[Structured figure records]
········

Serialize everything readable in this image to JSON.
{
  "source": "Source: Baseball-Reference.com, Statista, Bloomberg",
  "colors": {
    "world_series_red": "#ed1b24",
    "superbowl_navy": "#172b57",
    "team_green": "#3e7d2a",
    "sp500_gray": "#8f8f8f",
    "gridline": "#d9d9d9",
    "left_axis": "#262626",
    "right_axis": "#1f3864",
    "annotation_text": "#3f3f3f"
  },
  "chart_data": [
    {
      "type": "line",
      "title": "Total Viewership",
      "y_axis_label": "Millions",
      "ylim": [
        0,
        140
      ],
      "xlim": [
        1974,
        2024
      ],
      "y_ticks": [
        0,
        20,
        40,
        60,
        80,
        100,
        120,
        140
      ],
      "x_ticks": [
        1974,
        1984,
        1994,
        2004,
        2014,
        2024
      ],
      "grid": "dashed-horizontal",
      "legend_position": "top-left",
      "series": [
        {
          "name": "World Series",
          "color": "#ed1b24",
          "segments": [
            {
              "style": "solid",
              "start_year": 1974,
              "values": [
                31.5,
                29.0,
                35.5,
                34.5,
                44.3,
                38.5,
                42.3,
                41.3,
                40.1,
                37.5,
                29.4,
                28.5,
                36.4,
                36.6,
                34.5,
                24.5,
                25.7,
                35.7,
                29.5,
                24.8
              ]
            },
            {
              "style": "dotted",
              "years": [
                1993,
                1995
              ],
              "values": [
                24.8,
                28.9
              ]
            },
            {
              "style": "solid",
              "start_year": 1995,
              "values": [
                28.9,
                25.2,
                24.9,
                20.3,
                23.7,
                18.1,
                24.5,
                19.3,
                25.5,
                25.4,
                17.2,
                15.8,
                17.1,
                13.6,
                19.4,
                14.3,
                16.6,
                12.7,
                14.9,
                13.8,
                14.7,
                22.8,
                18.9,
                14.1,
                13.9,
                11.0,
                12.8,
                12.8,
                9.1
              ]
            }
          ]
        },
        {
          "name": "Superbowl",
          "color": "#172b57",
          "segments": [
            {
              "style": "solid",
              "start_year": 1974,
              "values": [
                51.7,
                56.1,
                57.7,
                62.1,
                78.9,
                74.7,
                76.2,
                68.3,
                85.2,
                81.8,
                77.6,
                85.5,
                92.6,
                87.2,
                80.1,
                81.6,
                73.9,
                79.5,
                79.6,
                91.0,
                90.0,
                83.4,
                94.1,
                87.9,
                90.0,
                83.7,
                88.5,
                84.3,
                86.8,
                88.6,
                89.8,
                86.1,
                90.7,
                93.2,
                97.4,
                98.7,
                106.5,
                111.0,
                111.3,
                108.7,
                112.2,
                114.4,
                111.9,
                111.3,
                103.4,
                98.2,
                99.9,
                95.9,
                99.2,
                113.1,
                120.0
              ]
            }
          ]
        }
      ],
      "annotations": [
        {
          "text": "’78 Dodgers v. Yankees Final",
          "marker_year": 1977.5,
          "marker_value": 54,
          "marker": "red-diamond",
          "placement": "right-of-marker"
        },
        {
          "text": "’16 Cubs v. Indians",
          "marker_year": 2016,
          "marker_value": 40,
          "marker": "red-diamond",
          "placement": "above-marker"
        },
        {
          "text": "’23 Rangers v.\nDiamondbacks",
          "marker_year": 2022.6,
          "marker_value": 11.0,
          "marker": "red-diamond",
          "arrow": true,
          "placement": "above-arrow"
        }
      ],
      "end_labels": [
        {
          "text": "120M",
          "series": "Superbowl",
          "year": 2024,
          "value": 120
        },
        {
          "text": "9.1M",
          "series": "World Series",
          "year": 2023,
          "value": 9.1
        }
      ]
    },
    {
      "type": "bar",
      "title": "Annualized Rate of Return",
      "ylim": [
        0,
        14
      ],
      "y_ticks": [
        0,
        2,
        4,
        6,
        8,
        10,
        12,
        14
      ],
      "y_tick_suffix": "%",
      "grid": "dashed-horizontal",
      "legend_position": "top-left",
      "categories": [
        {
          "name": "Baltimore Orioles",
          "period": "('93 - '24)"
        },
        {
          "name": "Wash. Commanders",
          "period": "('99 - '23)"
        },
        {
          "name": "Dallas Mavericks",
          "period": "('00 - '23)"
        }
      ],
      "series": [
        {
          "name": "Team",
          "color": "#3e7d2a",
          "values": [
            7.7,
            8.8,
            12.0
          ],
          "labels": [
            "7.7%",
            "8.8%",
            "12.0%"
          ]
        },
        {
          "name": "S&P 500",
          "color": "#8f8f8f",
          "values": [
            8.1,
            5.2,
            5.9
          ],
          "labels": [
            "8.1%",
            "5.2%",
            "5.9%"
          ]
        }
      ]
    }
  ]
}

········

Restate the data above exactly, keeping each word as it stands.

Serialize everything readable in this image to JSON.
{
  "source": "Source: Baseball-Reference.com, Statista, Bloomberg",
  "colors": {
    "world_series_red": "#ed1b24",
    "superbowl_navy": "#172b57",
    "team_green": "#3e7d2a",
    "sp500_gray": "#8f8f8f",
    "gridline": "#d9d9d9",
    "left_axis": "#262626",
    "right_axis": "#1f3864",
    "annotation_text": "#3f3f3f"
  },
  "chart_data": [
    {
      "type": "line",
      "title": "Total Viewership",
      "y_axis_label": "Millions",
      "ylim": [
        0,
        140
      ],
      "xlim": [
        1974,
        2024
      ],
      "y_ticks": [
        0,
        20,
        40,
        60,
        80,
        100,
        120,
        140
      ],
      "x_ticks": [
        1974,
        1984,
        1994,
        2004,
        2014,
        2024
      ],
      "grid": "dashed-horizontal",
      "legend_position": "top-left",
      "series": [
        {
          "name": "World Series",
          "color": "#ed1b24",
          "segments": [
            {
              "style": "solid",
              "start_year": 1974,
              "values": [
                31.5,
                29.0,
                35.5,
                34.5,
                44.3,
                38.5,
                42.3,
                41.3,
                40.1,
                37.5,
                29.4,
                28.5,
                36.4,
                36.6,
                34.5,
                24.5,
                25.7,
                35.7,
                29.5,
                24.8
              ]
            },
            {
              "style": "dotted",
              "years": [
                1993,
                1995
              ],
              "values": [
                24.8,
                28.9
              ]
            },
            {
              "style": "solid",
              "start_year": 1995,
              "values": [
                28.9,
                25.2,
                24.9,
                20.3,
                23.7,
                18.1,
                24.5,
                19.3,
                25.5,
                25.4,
                17.2,
                15.8,
                17.1,
                13.6,
                19.4,
                14.3,
                16.6,
                12.7,
                14.9,
                13.8,
                14.7,
                22.8,
                18.9,
                14.1,
                13.9,
                11.0,
                12.8,
                12.8,
                9.1
              ]
            }
          ]
        },
        {
          "name": "Superbowl",
          "color": "#172b57",
          "segments": [
            {
              "style": "solid",
              "start_year": 1974,
              "values": [
                51.7,
                56.1,
                57.7,
                62.1,
                78.9,
                74.7,
                76.2,
                68.3,
                85.2,
                81.8,
                77.6,
                85.5,
                92.6,
                87.2,
                80.1,
                81.6,
                73.9,
                79.5,
                79.6,
                91.0,
                90.0,
                83.4,
                94.1,
                87.9,
                90.0,
                83.7,
                88.5,
                84.3,
                86.8,
                88.6,
                89.8,
                86.1,
                90.7,
                93.2,
                97.4,
                98.7,
                106.5,
                111.0,
                111.3,
                108.7,
                112.2,
                114.4,
                111.9,
                111.3,
                103.4,
                98.2,
                99.9,
                95.9,
                99.2,
                113.1,
                120.0
              ]
            }
          ]
        }
      ],
      "annotations": [
        {
          "text": "’78 Dodgers v. Yankees Final",
          "marker_year": 1977.5,
          "marker_value": 54,
          "marker": "red-diamond",
          "placement": "right-of-marker"
        },
        {
          "text": "’16 Cubs v. Indians",
          "marker_year": 2016,
          "marker_value": 40,
          "marker": "red-diamond",
          "placement": "above-marker"
        },
        {
          "text": "’23 Rangers v.\nDiamondbacks",
          "marker_year": 2022.6,
          "marker_value": 11.0,
          "marker": "red-diamond",
          "arrow": true,
          "placement": "above-arrow"
        }
      ],
      "end_labels": [
        {
          "text": "120M",
          "series": "Superbowl",
          "year": 2024,
          "value": 120
        },
        {
          "text": "9.1M",
          "series": "World Series",
          "year": 2023,
          "value": 9.1
        }
      ]
    },
    {
      "type": "bar",
      "title": "Annualized Rate of Return",
      "ylim": [
        0,
        14
      ],
      "y_ticks": [
        0,
        2,
        4,
        6,
        8,
        10,
        12,
        14
      ],
      "y_tick_suffix": "%",
      "grid": "dashed-horizontal",
      "legend_position": "top-left",
      "categories": [
        {
          "name": "Baltimore Orioles",
          "period": "('93 - '24)"
        },
        {
          "name": "Wash. Commanders",
          "period": "('99 - '23)"
        },
        {
          "name": "Dallas Mavericks",
          "period": "('00 - '23)"
        }
      ],
      "series": [
        {
          "name": "Team",
          "color": "#3e7d2a",
          "values": [
            7.7,
            8.8,
            12.0
          ],
          "labels": [
            "7.7%",
            "8.8%",
            "12.0%"
          ]
        },
        {
          "name": "S&P 500",
          "color": "#8f8f8f",
          "values": [
            8.1,
            5.2,
            5.9
          ],
          "labels": [
            "8.1%",
            "5.2%",
            "5.9%"
          ]
        }
      ]
    }
  ]
}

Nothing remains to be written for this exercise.